§ **What you need to do**: Using the listing below, report all lines holding the word "this".

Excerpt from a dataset
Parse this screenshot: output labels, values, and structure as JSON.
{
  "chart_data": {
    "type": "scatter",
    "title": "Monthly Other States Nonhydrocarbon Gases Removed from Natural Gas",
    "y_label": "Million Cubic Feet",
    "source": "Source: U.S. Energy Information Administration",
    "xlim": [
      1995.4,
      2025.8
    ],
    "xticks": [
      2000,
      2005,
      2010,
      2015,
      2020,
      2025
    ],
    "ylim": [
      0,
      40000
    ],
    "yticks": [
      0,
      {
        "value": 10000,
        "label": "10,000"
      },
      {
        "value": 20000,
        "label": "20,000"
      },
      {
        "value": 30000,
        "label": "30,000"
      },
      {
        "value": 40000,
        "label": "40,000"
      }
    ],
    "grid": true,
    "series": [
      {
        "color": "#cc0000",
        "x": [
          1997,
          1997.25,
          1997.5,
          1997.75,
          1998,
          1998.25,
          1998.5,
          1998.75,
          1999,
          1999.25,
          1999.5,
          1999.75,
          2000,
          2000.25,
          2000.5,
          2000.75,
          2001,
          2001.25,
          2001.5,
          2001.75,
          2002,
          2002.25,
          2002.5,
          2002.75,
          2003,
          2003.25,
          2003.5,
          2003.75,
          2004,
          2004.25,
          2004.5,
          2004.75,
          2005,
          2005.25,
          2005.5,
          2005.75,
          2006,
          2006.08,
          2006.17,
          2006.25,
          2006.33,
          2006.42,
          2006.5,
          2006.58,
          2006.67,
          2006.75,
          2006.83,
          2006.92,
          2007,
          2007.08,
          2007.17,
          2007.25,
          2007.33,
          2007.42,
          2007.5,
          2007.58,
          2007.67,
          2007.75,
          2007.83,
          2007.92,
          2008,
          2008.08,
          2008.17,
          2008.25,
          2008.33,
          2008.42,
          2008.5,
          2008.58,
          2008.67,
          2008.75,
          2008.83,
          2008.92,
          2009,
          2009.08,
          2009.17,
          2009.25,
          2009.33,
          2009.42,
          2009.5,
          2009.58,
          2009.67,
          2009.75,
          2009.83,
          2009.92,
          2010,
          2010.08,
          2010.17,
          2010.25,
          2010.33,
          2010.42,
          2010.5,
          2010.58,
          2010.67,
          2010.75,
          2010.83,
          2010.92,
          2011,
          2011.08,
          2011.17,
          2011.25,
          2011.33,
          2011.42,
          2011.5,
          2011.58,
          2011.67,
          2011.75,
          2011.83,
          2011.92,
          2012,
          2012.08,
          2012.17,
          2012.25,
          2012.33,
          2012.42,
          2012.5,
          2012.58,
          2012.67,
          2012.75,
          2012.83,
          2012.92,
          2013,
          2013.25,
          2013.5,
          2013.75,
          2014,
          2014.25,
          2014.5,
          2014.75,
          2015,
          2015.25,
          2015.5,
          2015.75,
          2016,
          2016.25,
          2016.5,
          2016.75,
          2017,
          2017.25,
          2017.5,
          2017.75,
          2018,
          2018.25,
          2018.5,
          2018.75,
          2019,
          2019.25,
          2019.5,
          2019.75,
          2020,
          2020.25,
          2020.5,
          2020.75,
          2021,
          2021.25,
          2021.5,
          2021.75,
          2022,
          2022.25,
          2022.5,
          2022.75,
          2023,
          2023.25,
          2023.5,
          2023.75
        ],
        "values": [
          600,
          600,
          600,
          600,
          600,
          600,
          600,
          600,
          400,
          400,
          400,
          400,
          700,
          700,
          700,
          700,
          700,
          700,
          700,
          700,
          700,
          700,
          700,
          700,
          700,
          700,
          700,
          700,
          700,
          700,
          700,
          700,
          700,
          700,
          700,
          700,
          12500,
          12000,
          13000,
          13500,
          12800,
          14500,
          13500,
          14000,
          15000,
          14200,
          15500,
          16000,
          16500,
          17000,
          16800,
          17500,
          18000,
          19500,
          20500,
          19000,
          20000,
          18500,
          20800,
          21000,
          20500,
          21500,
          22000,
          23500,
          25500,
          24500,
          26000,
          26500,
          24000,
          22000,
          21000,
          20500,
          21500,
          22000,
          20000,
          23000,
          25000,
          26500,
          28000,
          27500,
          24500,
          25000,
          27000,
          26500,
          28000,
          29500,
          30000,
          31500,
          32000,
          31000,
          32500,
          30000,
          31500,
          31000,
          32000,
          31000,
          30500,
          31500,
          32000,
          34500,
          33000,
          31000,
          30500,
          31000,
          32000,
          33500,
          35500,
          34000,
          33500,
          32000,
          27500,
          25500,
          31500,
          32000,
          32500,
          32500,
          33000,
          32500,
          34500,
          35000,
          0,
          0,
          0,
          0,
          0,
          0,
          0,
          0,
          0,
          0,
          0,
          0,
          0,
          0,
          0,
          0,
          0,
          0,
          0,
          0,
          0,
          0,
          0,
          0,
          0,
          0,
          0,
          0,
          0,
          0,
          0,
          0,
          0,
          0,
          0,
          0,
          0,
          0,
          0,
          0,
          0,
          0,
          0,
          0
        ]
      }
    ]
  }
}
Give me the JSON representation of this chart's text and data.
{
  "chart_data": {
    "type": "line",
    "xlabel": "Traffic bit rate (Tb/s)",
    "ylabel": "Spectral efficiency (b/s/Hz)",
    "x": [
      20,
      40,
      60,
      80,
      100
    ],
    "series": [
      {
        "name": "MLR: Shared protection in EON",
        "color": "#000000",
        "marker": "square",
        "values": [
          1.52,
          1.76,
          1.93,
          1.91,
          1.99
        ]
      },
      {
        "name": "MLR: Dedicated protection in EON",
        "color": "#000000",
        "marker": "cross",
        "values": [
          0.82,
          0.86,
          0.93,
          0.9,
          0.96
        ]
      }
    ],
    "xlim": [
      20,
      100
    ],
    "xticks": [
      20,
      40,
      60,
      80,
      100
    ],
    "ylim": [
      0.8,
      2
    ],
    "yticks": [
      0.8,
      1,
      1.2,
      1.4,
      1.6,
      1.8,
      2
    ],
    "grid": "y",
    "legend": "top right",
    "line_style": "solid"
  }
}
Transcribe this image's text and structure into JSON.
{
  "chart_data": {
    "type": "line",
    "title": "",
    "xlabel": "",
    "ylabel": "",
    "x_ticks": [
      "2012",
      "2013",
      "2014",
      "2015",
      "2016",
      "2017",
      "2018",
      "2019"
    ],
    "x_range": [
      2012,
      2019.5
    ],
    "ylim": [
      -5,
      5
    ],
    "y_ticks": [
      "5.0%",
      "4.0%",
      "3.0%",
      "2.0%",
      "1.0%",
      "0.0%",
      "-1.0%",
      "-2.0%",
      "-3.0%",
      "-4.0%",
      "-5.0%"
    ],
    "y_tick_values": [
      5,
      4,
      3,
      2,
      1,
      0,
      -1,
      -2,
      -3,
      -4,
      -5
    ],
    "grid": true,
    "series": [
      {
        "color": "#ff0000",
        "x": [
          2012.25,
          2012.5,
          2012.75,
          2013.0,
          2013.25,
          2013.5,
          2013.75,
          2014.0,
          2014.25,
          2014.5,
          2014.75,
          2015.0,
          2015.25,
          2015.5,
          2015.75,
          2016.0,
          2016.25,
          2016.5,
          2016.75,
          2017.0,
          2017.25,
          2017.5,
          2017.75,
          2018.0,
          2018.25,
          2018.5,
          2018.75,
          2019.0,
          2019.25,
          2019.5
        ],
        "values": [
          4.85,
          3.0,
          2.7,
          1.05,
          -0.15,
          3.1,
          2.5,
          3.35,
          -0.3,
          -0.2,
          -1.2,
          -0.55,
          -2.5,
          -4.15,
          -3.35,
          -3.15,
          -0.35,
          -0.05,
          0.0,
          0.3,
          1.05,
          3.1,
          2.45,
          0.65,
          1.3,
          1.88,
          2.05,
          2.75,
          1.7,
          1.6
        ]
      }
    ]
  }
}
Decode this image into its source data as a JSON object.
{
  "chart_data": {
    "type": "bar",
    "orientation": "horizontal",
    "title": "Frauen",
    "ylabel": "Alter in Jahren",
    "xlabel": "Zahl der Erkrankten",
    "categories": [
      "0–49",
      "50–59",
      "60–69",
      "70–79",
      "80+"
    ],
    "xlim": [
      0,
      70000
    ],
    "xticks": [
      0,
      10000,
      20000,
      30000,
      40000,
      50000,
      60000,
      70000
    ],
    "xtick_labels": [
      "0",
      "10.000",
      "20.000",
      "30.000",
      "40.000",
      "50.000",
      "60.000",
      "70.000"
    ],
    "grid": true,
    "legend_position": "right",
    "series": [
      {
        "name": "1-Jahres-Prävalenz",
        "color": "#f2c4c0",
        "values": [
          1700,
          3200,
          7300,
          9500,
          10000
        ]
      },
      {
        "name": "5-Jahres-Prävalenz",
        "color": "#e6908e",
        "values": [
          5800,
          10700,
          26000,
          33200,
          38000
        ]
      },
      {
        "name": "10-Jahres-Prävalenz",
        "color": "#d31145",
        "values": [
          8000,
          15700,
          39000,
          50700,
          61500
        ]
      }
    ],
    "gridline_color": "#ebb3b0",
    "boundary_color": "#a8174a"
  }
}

§ **Task output**:
Parse this screenshot: output labels, values, and structure as JSON.
Give me the JSON representation of this chart's text and data.
Transcribe this image's text and structure into JSON.
Decode this image into its source data as a JSON object.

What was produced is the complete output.